### [Aim of the exercise]
Please transcribe the data that follows without the pictures, keeping every word the same.

·····

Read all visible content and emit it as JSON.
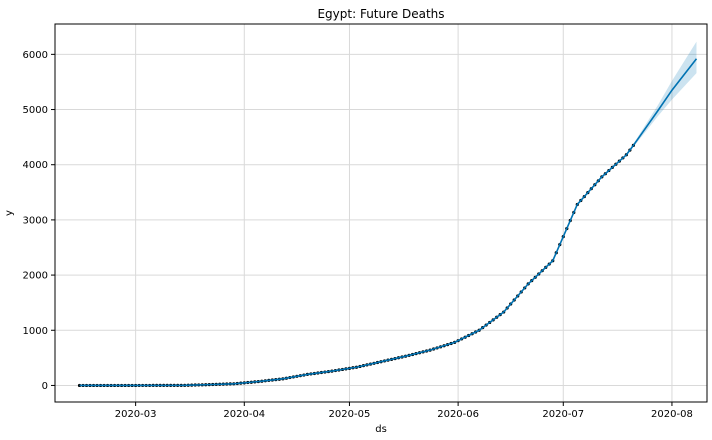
{
  "chart_data": {
    "type": "line",
    "title": "Egypt: Future Deaths",
    "xlabel": "ds",
    "ylabel": "y",
    "grid": true,
    "xlim": [
      "2020-02-07",
      "2020-08-11"
    ],
    "ylim": [
      -300,
      6550
    ],
    "x_ticks": [
      "2020-03",
      "2020-04",
      "2020-05",
      "2020-06",
      "2020-07",
      "2020-08"
    ],
    "y_ticks": [
      0,
      1000,
      2000,
      3000,
      4000,
      5000,
      6000
    ],
    "observed": {
      "x": [
        "2020-02-14",
        "2020-03-01",
        "2020-03-15",
        "2020-03-22",
        "2020-03-29",
        "2020-04-05",
        "2020-04-12",
        "2020-04-19",
        "2020-04-26",
        "2020-05-03",
        "2020-05-10",
        "2020-05-17",
        "2020-05-24",
        "2020-05-31",
        "2020-06-07",
        "2020-06-14",
        "2020-06-21",
        "2020-06-28",
        "2020-07-05",
        "2020-07-12",
        "2020-07-19",
        "2020-07-21"
      ],
      "y": [
        0,
        0,
        2,
        15,
        30,
        70,
        120,
        200,
        260,
        330,
        430,
        530,
        640,
        780,
        1000,
        1330,
        1840,
        2260,
        3280,
        3780,
        4180,
        4350
      ]
    },
    "forecast": {
      "x": [
        "2020-02-14",
        "2020-03-01",
        "2020-03-15",
        "2020-03-22",
        "2020-03-29",
        "2020-04-05",
        "2020-04-12",
        "2020-04-19",
        "2020-04-26",
        "2020-05-03",
        "2020-05-10",
        "2020-05-17",
        "2020-05-24",
        "2020-05-31",
        "2020-06-07",
        "2020-06-14",
        "2020-06-21",
        "2020-06-28",
        "2020-07-05",
        "2020-07-12",
        "2020-07-19",
        "2020-07-21",
        "2020-07-28",
        "2020-08-01",
        "2020-08-08"
      ],
      "yhat": [
        0,
        0,
        2,
        15,
        30,
        70,
        120,
        200,
        260,
        330,
        430,
        530,
        640,
        780,
        1000,
        1330,
        1840,
        2260,
        3280,
        3780,
        4180,
        4350,
        4980,
        5350,
        5920
      ],
      "yhat_lower": [
        0,
        0,
        2,
        15,
        30,
        70,
        120,
        200,
        260,
        330,
        430,
        530,
        640,
        780,
        1000,
        1330,
        1840,
        2260,
        3280,
        3780,
        4180,
        4320,
        4880,
        5180,
        5660
      ],
      "yhat_upper": [
        0,
        0,
        2,
        15,
        30,
        70,
        120,
        200,
        260,
        330,
        430,
        530,
        640,
        780,
        1000,
        1330,
        1840,
        2260,
        3280,
        3780,
        4180,
        4380,
        5080,
        5520,
        6230
      ]
    },
    "colors": {
      "forecast_line": "#0072B2",
      "interval_fill": "#0072B2",
      "points": "#000000",
      "grid": "#d9d9d9",
      "axes": "#000000"
    }
  }
}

·····

### [Exercise output]
Read all visible content and emit it as JSON.
{
  "chart_data": {
    "type": "line",
    "title": "Egypt: Future Deaths",
    "xlabel": "ds",
    "ylabel": "y",
    "grid": true,
    "xlim": [
      "2020-02-07",
      "2020-08-11"
    ],
    "ylim": [
      -300,
      6550
    ],
    "x_ticks": [
      "2020-03",
      "2020-04",
      "2020-05",
      "2020-06",
      "2020-07",
      "2020-08"
    ],
    "y_ticks": [
      0,
      1000,
      2000,
      3000,
      4000,
      5000,
      6000
    ],
    "observed": {
      "x": [
        "2020-02-14",
        "2020-03-01",
        "2020-03-15",
        "2020-03-22",
        "2020-03-29",
        "2020-04-05",
        "2020-04-12",
        "2020-04-19",
        "2020-04-26",
        "2020-05-03",
        "2020-05-10",
        "2020-05-17",
        "2020-05-24",
        "2020-05-31",
        "2020-06-07",
        "2020-06-14",
        "2020-06-21",
        "2020-06-28",
        "2020-07-05",
        "2020-07-12",
        "2020-07-19",
        "2020-07-21"
      ],
      "y": [
        0,
        0,
        2,
        15,
        30,
        70,
        120,
        200,
        260,
        330,
        430,
        530,
        640,
        780,
        1000,
        1330,
        1840,
        2260,
        3280,
        3780,
        4180,
        4350
      ]
    },
    "forecast": {
      "x": [
        "2020-02-14",
        "2020-03-01",
        "2020-03-15",
        "2020-03-22",
        "2020-03-29",
        "2020-04-05",
        "2020-04-12",
        "2020-04-19",
        "2020-04-26",
        "2020-05-03",
        "2020-05-10",
        "2020-05-17",
        "2020-05-24",
        "2020-05-31",
        "2020-06-07",
        "2020-06-14",
        "2020-06-21",
        "2020-06-28",
        "2020-07-05",
        "2020-07-12",
        "2020-07-19",
        "2020-07-21",
        "2020-07-28",
        "2020-08-01",
        "2020-08-08"
      ],
      "yhat": [
        0,
        0,
        2,
        15,
        30,
        70,
        120,
        200,
        260,
        330,
        430,
        530,
        640,
        780,
        1000,
        1330,
        1840,
        2260,
        3280,
        3780,
        4180,
        4350,
        4980,
        5350,
        5920
      ],
      "yhat_lower": [
        0,
        0,
        2,
        15,
        30,
        70,
        120,
        200,
        260,
        330,
        430,
        530,
        640,
        780,
        1000,
        1330,
        1840,
        2260,
        3280,
        3780,
        4180,
        4320,
        4880,
        5180,
        5660
      ],
      "yhat_upper": [
        0,
        0,
        2,
        15,
        30,
        70,
        120,
        200,
        260,
        330,
        430,
        530,
        640,
        780,
        1000,
        1330,
        1840,
        2260,
        3280,
        3780,
        4180,
        4380,
        5080,
        5520,
        6230
      ]
    },
    "colors": {
      "forecast_line": "#0072B2",
      "interval_fill": "#0072B2",
      "points": "#000000",
      "grid": "#d9d9d9",
      "axes": "#000000"
    }
  }
}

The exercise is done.